• EXERCISE REQUIREMENTS:
Copy the records that follow exactly as written, but not their pictures.

-- begin --

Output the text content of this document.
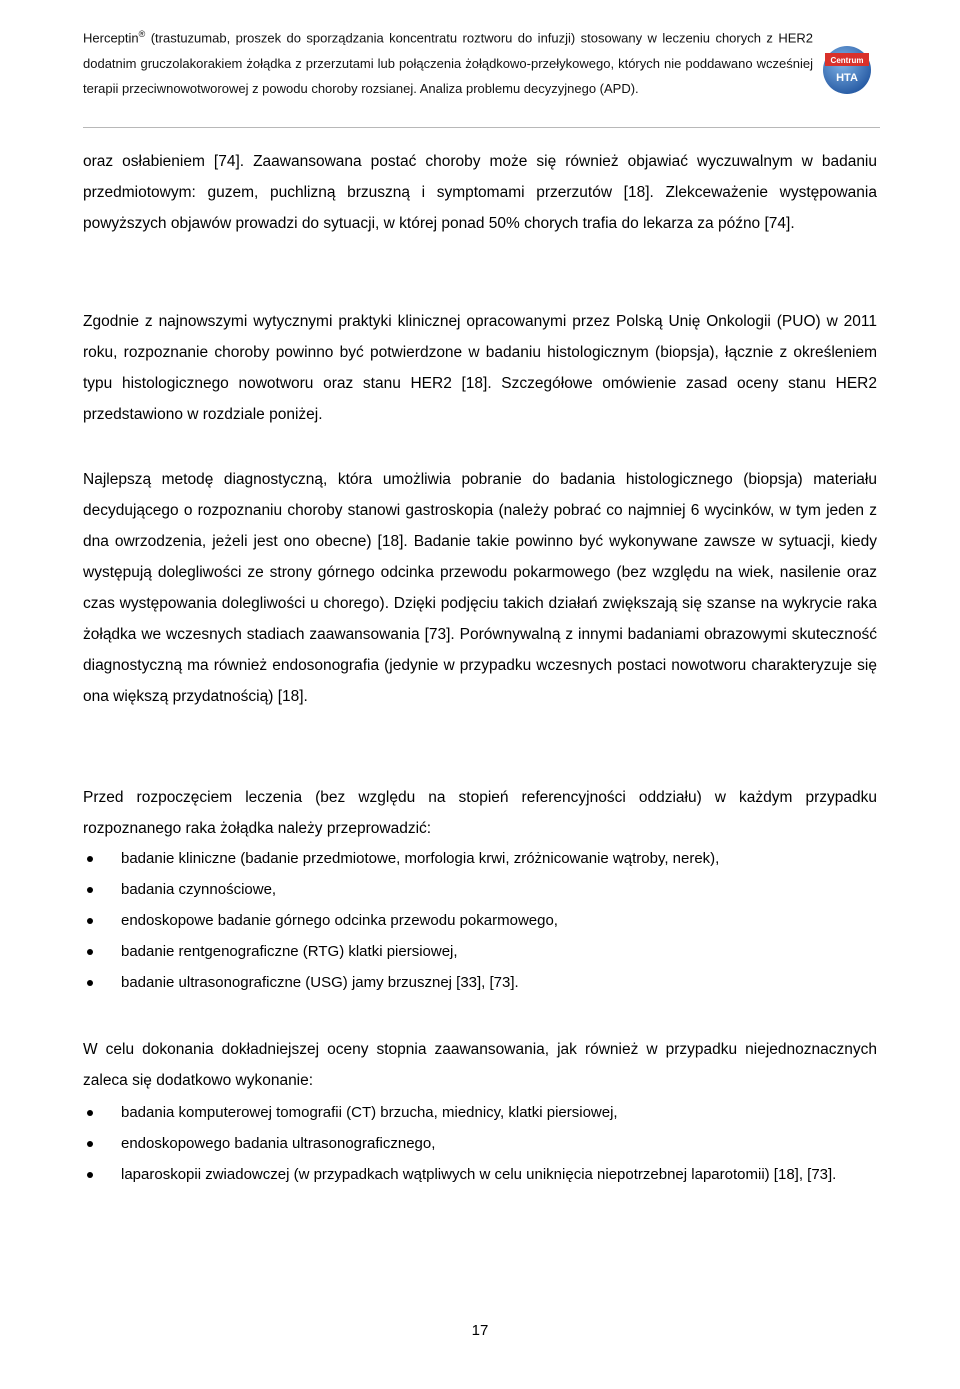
Herceptin® (trastuzumab, proszek do sporządzania koncentratu roztworu do infuzji) stosowany w leczeniu chorych z HER2 dodatnim gruczolakorakiem żołądka z przerzutami lub połączenia żołądkowo-przełykowego, których nie poddawano wcześniej terapii przeciwnowotworowej z powodu choroby rozsianej. Analiza problemu decyzyjnego (APD).
Centrum
HTA

oraz osłabieniem [74]. Zaawansowana postać choroby może się również objawiać wyczuwalnym w badaniu przedmiotowym: guzem, puchlizną brzuszną i symptomami przerzutów [18]. Zlekceważenie występowania powyższych objawów prowadzi do sytuacji, w której ponad 50% chorych trafia do lekarza za późno [74].

Zgodnie z najnowszymi wytycznymi praktyki klinicznej opracowanymi przez Polską Unię Onkologii (PUO) w 2011 roku, rozpoznanie choroby powinno być potwierdzone w badaniu histologicznym (biopsja), łącznie z określeniem typu histologicznego nowotworu oraz stanu HER2 [18]. Szczegółowe omówienie zasad oceny stanu HER2 przedstawiono w rozdziale poniżej.

Najlepszą metodę diagnostyczną, która umożliwia pobranie do badania histologicznego (biopsja) materiału decydującego o rozpoznaniu choroby stanowi gastroskopia (należy pobrać co najmniej 6 wycinków, w tym jeden z dna owrzodzenia, jeżeli jest ono obecne) [18]. Badanie takie powinno być wykonywane zawsze w sytuacji, kiedy występują dolegliwości ze strony górnego odcinka przewodu pokarmowego (bez względu na wiek, nasilenie oraz czas występowania dolegliwości u chorego). Dzięki podjęciu takich działań zwiększają się szanse na wykrycie raka żołądka we wczesnych stadiach zaawansowania [73]. Porównywalną z innymi badaniami obrazowymi skuteczność diagnostyczną ma również endosonografia (jedynie w przypadku wczesnych postaci nowotworu charakteryzuje się ona większą przydatnością) [18].

Przed rozpoczęciem leczenia (bez względu na stopień referencyjności oddziału) w każdym przypadku rozpoznanego raka żołądka należy przeprowadzić:

badanie kliniczne (badanie przedmiotowe, morfologia krwi, zróżnicowanie wątroby, nerek),
badania czynnościowe,
endoskopowe badanie górnego odcinka przewodu pokarmowego,
badanie rentgenograficzne (RTG) klatki piersiowej,
badanie ultrasonograficzne (USG) jamy brzusznej [33], [73].

W celu dokonania dokładniejszej oceny stopnia zaawansowania, jak również w przypadku niejednoznacznych zaleca się dodatkowo wykonanie:

badania komputerowej tomografii (CT) brzucha, miednicy, klatki piersiowej,
endoskopowego badania ultrasonograficznego,
laparoskopii zwiadowczej (w przypadkach wątpliwych w celu uniknięcia niepotrzebnej laparotomii) [18], [73].
17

-- end --

• TASK RESPONSE:
Output the text content of this document.
Herceptin® (trastuzumab, proszek do sporządzania koncentratu roztworu do infuzji) stosowany w leczeniu chorych z HER2 dodatnim gruczolakorakiem żołądka z przerzutami lub połączenia żołądkowo-przełykowego, których nie poddawano wcześniej terapii przeciwnowotworowej z powodu choroby rozsianej. Analiza problemu decyzyjnego (APD).
Centrum
HTA

oraz osłabieniem [74]. Zaawansowana postać choroby może się również objawiać wyczuwalnym w badaniu przedmiotowym: guzem, puchlizną brzuszną i symptomami przerzutów [18]. Zlekceważenie występowania powyższych objawów prowadzi do sytuacji, w której ponad 50% chorych trafia do lekarza za późno [74].

Zgodnie z najnowszymi wytycznymi praktyki klinicznej opracowanymi przez Polską Unię Onkologii (PUO) w 2011 roku, rozpoznanie choroby powinno być potwierdzone w badaniu histologicznym (biopsja), łącznie z określeniem typu histologicznego nowotworu oraz stanu HER2 [18]. Szczegółowe omówienie zasad oceny stanu HER2 przedstawiono w rozdziale poniżej.

Najlepszą metodę diagnostyczną, która umożliwia pobranie do badania histologicznego (biopsja) materiału decydującego o rozpoznaniu choroby stanowi gastroskopia (należy pobrać co najmniej 6 wycinków, w tym jeden z dna owrzodzenia, jeżeli jest ono obecne) [18]. Badanie takie powinno być wykonywane zawsze w sytuacji, kiedy występują dolegliwości ze strony górnego odcinka przewodu pokarmowego (bez względu na wiek, nasilenie oraz czas występowania dolegliwości u chorego). Dzięki podjęciu takich działań zwiększają się szanse na wykrycie raka żołądka we wczesnych stadiach zaawansowania [73]. Porównywalną z innymi badaniami obrazowymi skuteczność diagnostyczną ma również endosonografia (jedynie w przypadku wczesnych postaci nowotworu charakteryzuje się ona większą przydatnością) [18].

Przed rozpoczęciem leczenia (bez względu na stopień referencyjności oddziału) w każdym przypadku rozpoznanego raka żołądka należy przeprowadzić:

badanie kliniczne (badanie przedmiotowe, morfologia krwi, zróżnicowanie wątroby, nerek),
badania czynnościowe,
endoskopowe badanie górnego odcinka przewodu pokarmowego,
badanie rentgenograficzne (RTG) klatki piersiowej,
badanie ultrasonograficzne (USG) jamy brzusznej [33], [73].

W celu dokonania dokładniejszej oceny stopnia zaawansowania, jak również w przypadku niejednoznacznych zaleca się dodatkowo wykonanie:

badania komputerowej tomografii (CT) brzucha, miednicy, klatki piersiowej,
endoskopowego badania ultrasonograficznego,
laparoskopii zwiadowczej (w przypadkach wątpliwych w celu uniknięcia niepotrzebnej laparotomii) [18], [73].
17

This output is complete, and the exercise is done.